### [Given problem]
Emit the entire listing verbatim.
--- Records provided ---
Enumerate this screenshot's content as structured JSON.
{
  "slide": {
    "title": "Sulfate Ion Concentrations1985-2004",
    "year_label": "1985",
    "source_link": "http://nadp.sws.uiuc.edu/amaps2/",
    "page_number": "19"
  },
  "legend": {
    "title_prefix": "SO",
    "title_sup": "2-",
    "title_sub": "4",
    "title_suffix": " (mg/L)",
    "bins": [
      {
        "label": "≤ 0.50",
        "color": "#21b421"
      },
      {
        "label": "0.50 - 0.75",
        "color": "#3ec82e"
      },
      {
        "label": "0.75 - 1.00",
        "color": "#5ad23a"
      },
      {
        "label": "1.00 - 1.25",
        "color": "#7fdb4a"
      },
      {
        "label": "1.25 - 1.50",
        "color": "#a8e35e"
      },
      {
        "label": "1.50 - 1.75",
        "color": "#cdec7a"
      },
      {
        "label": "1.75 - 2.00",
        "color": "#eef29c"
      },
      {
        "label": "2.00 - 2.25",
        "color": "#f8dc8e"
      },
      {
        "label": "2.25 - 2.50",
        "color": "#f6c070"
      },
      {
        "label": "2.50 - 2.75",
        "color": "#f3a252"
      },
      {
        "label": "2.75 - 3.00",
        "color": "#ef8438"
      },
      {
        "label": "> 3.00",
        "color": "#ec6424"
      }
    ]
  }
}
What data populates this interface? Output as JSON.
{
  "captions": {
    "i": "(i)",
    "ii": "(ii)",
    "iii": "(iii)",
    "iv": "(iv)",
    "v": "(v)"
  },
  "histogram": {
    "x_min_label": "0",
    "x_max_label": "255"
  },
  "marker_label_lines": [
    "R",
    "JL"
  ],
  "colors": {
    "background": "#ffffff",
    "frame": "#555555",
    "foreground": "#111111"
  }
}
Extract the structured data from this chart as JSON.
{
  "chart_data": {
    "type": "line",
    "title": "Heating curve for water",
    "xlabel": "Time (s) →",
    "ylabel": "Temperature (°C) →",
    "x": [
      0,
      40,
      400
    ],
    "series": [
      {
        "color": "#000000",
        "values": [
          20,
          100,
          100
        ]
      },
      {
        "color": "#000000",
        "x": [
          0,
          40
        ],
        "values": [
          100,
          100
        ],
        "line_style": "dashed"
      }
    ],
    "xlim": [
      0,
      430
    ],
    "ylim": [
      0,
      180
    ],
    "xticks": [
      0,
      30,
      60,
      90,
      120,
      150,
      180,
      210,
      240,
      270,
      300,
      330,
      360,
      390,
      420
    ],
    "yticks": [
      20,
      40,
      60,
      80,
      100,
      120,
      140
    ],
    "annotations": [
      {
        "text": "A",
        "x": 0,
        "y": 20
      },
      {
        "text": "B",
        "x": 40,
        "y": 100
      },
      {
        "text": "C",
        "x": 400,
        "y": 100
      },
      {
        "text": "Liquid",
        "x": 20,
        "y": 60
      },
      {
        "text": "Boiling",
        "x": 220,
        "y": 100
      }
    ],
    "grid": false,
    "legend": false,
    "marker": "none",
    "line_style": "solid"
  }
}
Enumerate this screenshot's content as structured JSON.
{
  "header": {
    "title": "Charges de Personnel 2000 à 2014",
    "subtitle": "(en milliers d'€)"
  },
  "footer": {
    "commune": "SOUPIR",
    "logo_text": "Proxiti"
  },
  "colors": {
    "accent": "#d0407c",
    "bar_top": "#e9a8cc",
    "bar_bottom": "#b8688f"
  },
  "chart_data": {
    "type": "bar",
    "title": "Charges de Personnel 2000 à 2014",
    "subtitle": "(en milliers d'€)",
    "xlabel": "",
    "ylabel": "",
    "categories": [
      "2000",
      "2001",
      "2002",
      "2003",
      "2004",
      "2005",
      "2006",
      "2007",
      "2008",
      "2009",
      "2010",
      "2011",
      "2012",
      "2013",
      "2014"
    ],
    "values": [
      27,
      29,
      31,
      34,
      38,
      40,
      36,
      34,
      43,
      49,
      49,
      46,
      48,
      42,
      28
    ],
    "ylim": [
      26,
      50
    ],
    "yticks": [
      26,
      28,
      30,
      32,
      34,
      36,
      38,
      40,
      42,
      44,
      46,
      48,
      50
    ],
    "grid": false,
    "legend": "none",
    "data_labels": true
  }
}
---
### [Output of the exercise]
Enumerate this screenshot's content as structured JSON.
{
  "slide": {
    "title": "Sulfate Ion Concentrations1985-2004",
    "year_label": "1985",
    "source_link": "http://nadp.sws.uiuc.edu/amaps2/",
    "page_number": "19"
  },
  "legend": {
    "title_prefix": "SO",
    "title_sup": "2-",
    "title_sub": "4",
    "title_suffix": " (mg/L)",
    "bins": [
      {
        "label": "≤ 0.50",
        "color": "#21b421"
      },
      {
        "label": "0.50 - 0.75",
        "color": "#3ec82e"
      },
      {
        "label": "0.75 - 1.00",
        "color": "#5ad23a"
      },
      {
        "label": "1.00 - 1.25",
        "color": "#7fdb4a"
      },
      {
        "label": "1.25 - 1.50",
        "color": "#a8e35e"
      },
      {
        "label": "1.50 - 1.75",
        "color": "#cdec7a"
      },
      {
        "label": "1.75 - 2.00",
        "color": "#eef29c"
      },
      {
        "label": "2.00 - 2.25",
        "color": "#f8dc8e"
      },
      {
        "label": "2.25 - 2.50",
        "color": "#f6c070"
      },
      {
        "label": "2.50 - 2.75",
        "color": "#f3a252"
      },
      {
        "label": "2.75 - 3.00",
        "color": "#ef8438"
      },
      {
        "label": "> 3.00",
        "color": "#ec6424"
      }
    ]
  }
}
What data populates this interface? Output as JSON.
{
  "captions": {
    "i": "(i)",
    "ii": "(ii)",
    "iii": "(iii)",
    "iv": "(iv)",
    "v": "(v)"
  },
  "histogram": {
    "x_min_label": "0",
    "x_max_label": "255"
  },
  "marker_label_lines": [
    "R",
    "JL"
  ],
  "colors": {
    "background": "#ffffff",
    "frame": "#555555",
    "foreground": "#111111"
  }
}
Extract the structured data from this chart as JSON.
{
  "chart_data": {
    "type": "line",
    "title": "Heating curve for water",
    "xlabel": "Time (s) →",
    "ylabel": "Temperature (°C) →",
    "x": [
      0,
      40,
      400
    ],
    "series": [
      {
        "color": "#000000",
        "values": [
          20,
          100,
          100
        ]
      },
      {
        "color": "#000000",
        "x": [
          0,
          40
        ],
        "values": [
          100,
          100
        ],
        "line_style": "dashed"
      }
    ],
    "xlim": [
      0,
      430
    ],
    "ylim": [
      0,
      180
    ],
    "xticks": [
      0,
      30,
      60,
      90,
      120,
      150,
      180,
      210,
      240,
      270,
      300,
      330,
      360,
      390,
      420
    ],
    "yticks": [
      20,
      40,
      60,
      80,
      100,
      120,
      140
    ],
    "annotations": [
      {
        "text": "A",
        "x": 0,
        "y": 20
      },
      {
        "text": "B",
        "x": 40,
        "y": 100
      },
      {
        "text": "C",
        "x": 400,
        "y": 100
      },
      {
        "text": "Liquid",
        "x": 20,
        "y": 60
      },
      {
        "text": "Boiling",
        "x": 220,
        "y": 100
      }
    ],
    "grid": false,
    "legend": false,
    "marker": "none",
    "line_style": "solid"
  }
}
Enumerate this screenshot's content as structured JSON.
{
  "header": {
    "title": "Charges de Personnel 2000 à 2014",
    "subtitle": "(en milliers d'€)"
  },
  "footer": {
    "commune": "SOUPIR",
    "logo_text": "Proxiti"
  },
  "colors": {
    "accent": "#d0407c",
    "bar_top": "#e9a8cc",
    "bar_bottom": "#b8688f"
  },
  "chart_data": {
    "type": "bar",
    "title": "Charges de Personnel 2000 à 2014",
    "subtitle": "(en milliers d'€)",
    "xlabel": "",
    "ylabel": "",
    "categories": [
      "2000",
      "2001",
      "2002",
      "2003",
      "2004",
      "2005",
      "2006",
      "2007",
      "2008",
      "2009",
      "2010",
      "2011",
      "2012",
      "2013",
      "2014"
    ],
    "values": [
      27,
      29,
      31,
      34,
      38,
      40,
      36,
      34,
      43,
      49,
      49,
      46,
      48,
      42,
      28
    ],
    "ylim": [
      26,
      50
    ],
    "yticks": [
      26,
      28,
      30,
      32,
      34,
      36,
      38,
      40,
      42,
      44,
      46,
      48,
      50
    ],
    "grid": false,
    "legend": "none",
    "data_labels": true
  }
}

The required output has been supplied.